**Short exercise**
Retype the listing that follows, word for word.

**Source material**
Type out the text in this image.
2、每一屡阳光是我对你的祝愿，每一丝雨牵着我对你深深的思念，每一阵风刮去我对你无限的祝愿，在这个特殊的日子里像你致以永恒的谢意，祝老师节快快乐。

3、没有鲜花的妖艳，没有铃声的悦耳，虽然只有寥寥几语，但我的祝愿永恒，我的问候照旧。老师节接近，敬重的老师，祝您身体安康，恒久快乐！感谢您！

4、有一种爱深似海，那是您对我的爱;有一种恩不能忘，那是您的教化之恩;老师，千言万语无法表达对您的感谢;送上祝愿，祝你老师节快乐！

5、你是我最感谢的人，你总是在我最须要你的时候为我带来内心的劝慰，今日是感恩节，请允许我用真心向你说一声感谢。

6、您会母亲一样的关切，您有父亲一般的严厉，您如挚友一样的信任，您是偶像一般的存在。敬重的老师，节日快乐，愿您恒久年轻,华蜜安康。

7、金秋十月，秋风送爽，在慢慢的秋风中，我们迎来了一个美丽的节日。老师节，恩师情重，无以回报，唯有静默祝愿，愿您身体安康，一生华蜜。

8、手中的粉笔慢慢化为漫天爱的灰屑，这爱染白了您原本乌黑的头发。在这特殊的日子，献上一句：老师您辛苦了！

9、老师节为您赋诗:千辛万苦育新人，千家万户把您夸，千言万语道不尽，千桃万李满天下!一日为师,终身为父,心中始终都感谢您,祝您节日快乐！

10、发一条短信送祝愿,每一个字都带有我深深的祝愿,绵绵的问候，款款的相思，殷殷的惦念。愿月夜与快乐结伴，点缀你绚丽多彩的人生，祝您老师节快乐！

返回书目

**Task answer**
Type out the text in this image.
2、每一屡阳光是我对你的祝愿，每一丝雨牵着我对你深深的思念，每一阵风刮去我对你无限的祝愿，在这个特殊的日子里像你致以永恒的谢意，祝老师节快快乐。

3、没有鲜花的妖艳，没有铃声的悦耳，虽然只有寥寥几语，但我的祝愿永恒，我的问候照旧。老师节接近，敬重的老师，祝您身体安康，恒久快乐！感谢您！

4、有一种爱深似海，那是您对我的爱;有一种恩不能忘，那是您的教化之恩;老师，千言万语无法表达对您的感谢;送上祝愿，祝你老师节快乐！

5、你是我最感谢的人，你总是在我最须要你的时候为我带来内心的劝慰，今日是感恩节，请允许我用真心向你说一声感谢。

6、您会母亲一样的关切，您有父亲一般的严厉，您如挚友一样的信任，您是偶像一般的存在。敬重的老师，节日快乐，愿您恒久年轻,华蜜安康。

7、金秋十月，秋风送爽，在慢慢的秋风中，我们迎来了一个美丽的节日。老师节，恩师情重，无以回报，唯有静默祝愿，愿您身体安康，一生华蜜。

8、手中的粉笔慢慢化为漫天爱的灰屑，这爱染白了您原本乌黑的头发。在这特殊的日子，献上一句：老师您辛苦了！

9、老师节为您赋诗:千辛万苦育新人，千家万户把您夸，千言万语道不尽，千桃万李满天下!一日为师,终身为父,心中始终都感谢您,祝您节日快乐！

10、发一条短信送祝愿,每一个字都带有我深深的祝愿,绵绵的问候，款款的相思，殷殷的惦念。愿月夜与快乐结伴，点缀你绚丽多彩的人生，祝您老师节快乐！

返回书目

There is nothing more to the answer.